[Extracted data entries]
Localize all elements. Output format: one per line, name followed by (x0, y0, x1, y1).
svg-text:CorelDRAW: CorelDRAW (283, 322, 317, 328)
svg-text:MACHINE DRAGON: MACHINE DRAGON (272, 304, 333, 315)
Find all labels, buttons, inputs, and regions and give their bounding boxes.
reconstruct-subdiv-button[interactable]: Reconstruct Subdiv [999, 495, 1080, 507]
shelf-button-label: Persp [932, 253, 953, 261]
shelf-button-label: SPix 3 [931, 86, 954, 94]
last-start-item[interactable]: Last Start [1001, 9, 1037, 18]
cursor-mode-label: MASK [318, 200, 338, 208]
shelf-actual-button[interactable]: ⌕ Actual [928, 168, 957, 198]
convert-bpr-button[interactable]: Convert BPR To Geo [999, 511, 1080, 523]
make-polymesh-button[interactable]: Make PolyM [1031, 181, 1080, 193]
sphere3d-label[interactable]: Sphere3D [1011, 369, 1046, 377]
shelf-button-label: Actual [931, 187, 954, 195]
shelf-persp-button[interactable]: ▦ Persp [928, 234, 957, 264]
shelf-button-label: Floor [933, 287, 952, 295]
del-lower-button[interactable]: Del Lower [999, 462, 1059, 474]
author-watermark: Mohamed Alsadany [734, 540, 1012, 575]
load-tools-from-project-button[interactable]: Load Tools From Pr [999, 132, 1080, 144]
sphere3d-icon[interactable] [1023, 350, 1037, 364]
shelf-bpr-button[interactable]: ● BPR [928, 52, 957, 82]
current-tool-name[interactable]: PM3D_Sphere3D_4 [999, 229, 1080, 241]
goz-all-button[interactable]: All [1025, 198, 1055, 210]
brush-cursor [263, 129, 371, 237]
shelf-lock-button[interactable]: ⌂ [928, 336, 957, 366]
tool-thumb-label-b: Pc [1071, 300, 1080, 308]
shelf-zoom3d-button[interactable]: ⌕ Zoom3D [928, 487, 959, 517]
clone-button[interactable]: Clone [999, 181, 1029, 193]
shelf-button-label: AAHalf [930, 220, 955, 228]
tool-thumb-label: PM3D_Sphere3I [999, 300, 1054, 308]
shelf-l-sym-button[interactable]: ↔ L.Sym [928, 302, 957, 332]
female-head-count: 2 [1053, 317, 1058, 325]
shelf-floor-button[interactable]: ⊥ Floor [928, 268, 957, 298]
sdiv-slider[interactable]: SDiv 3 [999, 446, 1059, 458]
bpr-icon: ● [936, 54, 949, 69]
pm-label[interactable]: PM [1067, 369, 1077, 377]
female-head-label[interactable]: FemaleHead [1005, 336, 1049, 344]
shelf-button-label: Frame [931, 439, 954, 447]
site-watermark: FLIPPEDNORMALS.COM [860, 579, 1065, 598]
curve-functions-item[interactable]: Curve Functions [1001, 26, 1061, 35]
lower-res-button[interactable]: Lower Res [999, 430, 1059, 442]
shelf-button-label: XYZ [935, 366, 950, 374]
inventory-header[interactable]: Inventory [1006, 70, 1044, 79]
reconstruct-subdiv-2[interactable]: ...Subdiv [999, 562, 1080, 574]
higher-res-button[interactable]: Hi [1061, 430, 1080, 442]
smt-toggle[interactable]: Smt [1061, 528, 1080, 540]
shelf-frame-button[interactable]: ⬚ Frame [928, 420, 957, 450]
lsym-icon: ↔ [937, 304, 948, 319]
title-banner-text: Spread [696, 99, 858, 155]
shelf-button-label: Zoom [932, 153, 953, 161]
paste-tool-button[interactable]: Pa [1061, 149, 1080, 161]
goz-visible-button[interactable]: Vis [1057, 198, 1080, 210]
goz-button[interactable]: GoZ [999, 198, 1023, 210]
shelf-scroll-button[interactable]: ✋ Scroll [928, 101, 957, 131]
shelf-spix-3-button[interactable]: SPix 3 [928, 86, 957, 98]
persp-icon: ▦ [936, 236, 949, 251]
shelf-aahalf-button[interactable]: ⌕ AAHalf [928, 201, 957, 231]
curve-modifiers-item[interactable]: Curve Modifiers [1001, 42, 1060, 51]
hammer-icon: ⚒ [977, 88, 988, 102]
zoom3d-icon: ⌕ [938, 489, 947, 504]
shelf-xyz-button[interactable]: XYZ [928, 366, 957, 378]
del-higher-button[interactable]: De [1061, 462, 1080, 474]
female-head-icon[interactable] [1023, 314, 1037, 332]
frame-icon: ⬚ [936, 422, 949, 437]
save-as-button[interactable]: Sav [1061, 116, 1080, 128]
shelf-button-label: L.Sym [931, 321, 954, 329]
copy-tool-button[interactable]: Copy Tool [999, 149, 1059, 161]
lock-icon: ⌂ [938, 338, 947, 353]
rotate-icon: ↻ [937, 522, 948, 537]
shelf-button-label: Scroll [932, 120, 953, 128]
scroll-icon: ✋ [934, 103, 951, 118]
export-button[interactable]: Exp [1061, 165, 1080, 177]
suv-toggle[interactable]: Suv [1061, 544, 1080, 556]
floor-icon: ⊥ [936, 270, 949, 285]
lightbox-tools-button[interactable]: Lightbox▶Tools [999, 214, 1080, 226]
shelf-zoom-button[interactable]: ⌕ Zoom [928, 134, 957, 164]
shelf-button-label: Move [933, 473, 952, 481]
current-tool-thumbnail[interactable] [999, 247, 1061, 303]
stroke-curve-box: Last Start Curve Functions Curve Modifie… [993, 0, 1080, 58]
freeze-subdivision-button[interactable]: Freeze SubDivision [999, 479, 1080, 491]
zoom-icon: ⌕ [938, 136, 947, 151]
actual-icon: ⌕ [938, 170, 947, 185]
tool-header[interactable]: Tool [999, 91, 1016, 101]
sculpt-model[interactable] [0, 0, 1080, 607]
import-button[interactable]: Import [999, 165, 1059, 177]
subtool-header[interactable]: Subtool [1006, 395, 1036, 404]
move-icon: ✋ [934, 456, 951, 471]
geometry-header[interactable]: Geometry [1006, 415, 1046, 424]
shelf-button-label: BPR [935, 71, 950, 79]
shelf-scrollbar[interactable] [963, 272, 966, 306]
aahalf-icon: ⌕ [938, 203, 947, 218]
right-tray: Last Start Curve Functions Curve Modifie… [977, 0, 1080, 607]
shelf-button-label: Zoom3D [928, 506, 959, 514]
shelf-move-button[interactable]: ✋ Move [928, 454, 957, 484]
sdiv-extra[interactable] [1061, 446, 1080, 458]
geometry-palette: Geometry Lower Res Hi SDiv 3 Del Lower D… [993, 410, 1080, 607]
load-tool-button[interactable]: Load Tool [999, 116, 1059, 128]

==

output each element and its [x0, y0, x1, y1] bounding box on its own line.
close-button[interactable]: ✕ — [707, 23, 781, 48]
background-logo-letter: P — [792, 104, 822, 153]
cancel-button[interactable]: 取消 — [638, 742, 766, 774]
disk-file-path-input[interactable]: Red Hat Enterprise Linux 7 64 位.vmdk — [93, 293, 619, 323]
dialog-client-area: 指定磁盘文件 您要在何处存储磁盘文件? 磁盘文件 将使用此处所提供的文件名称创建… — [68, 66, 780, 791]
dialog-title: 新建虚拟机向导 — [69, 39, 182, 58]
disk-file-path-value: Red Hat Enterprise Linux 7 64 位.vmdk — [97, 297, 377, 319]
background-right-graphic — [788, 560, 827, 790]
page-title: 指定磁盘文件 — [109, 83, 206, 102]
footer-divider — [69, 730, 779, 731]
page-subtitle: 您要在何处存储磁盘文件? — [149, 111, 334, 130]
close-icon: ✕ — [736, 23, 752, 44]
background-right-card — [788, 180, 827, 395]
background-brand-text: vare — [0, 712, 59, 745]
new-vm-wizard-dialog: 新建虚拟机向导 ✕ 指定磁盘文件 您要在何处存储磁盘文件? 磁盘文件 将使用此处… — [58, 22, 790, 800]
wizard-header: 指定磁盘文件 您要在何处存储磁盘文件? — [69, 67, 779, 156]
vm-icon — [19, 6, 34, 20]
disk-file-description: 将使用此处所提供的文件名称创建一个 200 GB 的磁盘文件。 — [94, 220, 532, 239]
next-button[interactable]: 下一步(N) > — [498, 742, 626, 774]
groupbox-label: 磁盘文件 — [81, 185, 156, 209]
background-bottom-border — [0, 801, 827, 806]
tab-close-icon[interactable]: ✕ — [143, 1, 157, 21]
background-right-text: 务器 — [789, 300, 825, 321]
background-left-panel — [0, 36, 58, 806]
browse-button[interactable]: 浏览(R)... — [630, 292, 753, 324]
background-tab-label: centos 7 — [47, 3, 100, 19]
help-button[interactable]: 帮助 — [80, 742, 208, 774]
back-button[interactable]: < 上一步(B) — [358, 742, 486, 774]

...

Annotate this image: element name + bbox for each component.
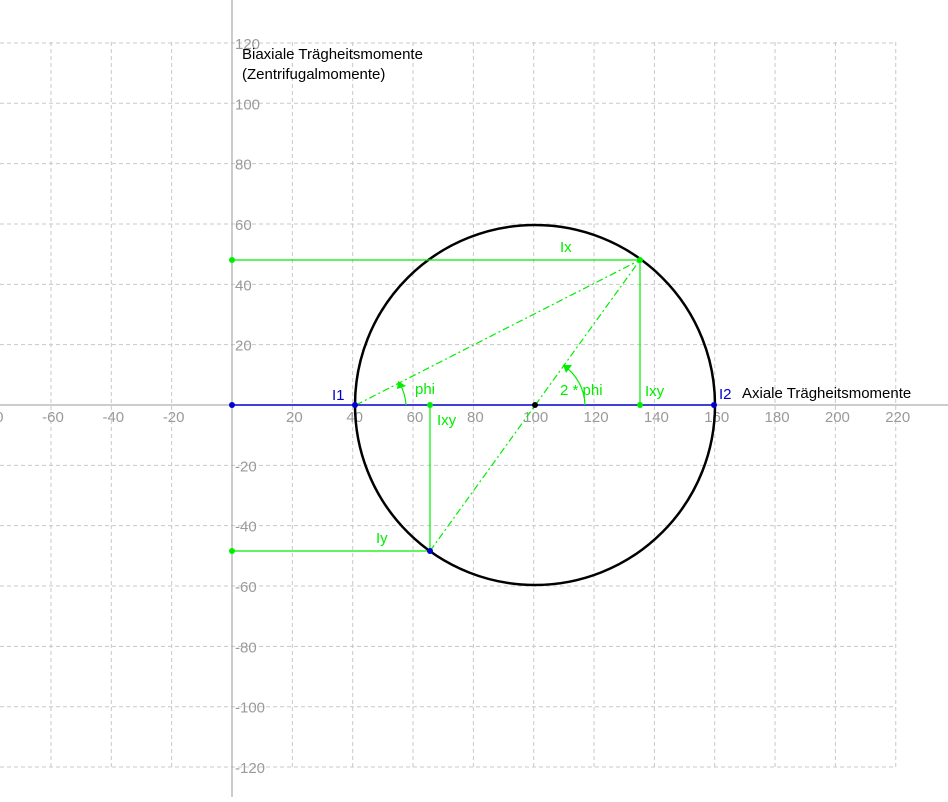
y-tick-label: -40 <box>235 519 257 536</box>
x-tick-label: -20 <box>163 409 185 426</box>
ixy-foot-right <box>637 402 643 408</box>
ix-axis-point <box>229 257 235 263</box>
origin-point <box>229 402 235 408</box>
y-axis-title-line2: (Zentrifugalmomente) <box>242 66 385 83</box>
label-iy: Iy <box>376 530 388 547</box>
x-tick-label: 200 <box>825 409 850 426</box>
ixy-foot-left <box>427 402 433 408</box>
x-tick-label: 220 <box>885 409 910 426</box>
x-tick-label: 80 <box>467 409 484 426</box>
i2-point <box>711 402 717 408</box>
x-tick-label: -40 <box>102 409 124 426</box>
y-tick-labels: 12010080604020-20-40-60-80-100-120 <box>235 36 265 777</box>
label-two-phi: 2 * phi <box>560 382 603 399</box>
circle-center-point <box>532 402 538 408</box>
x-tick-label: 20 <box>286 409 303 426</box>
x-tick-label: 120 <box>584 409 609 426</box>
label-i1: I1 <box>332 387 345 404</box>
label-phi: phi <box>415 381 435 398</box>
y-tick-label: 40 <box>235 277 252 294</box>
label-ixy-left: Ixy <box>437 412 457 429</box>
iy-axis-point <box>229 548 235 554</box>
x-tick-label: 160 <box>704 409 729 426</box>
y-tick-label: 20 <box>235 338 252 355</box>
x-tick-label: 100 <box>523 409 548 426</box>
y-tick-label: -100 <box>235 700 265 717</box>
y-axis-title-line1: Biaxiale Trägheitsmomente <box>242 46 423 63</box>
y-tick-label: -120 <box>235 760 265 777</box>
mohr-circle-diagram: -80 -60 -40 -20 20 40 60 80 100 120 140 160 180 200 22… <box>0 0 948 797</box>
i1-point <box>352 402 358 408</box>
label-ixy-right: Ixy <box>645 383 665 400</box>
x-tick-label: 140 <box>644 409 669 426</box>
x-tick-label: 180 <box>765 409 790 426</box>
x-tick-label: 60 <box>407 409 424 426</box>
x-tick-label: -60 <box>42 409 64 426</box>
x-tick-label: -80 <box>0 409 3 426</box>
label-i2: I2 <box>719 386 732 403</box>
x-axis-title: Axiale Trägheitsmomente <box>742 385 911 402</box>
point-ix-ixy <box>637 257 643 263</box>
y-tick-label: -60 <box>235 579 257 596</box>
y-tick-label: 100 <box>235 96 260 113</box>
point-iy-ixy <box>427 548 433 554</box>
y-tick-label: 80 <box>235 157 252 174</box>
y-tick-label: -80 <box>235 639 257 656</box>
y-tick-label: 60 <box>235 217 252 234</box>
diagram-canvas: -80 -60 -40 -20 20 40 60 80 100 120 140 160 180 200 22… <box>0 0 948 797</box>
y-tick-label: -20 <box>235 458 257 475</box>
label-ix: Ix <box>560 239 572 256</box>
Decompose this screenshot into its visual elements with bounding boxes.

AIM -> Format everything from the line containing "output each element" down to the line containing "disk-file-path-input[interactable]: Red Hat" as a Markdown table with the columns Row and Line, leaving out blank lines.

EXPECTED ANSWER ->
| Row | Line |
|---|---|
| 1 | output each element and its [x0, y0, x1, y1] bounding box on its own line. |
| 2 | close-button[interactable]: ✕ — [707, 23, 781, 48] |
| 3 | background-logo-letter: P — [792, 104, 822, 153] |
| 4 | cancel-button[interactable]: 取消 — [638, 742, 766, 774] |
| 5 | disk-file-path-input[interactable]: Red Hat Enterprise Linux 7 64 位.vmdk — [93, 293, 619, 323] |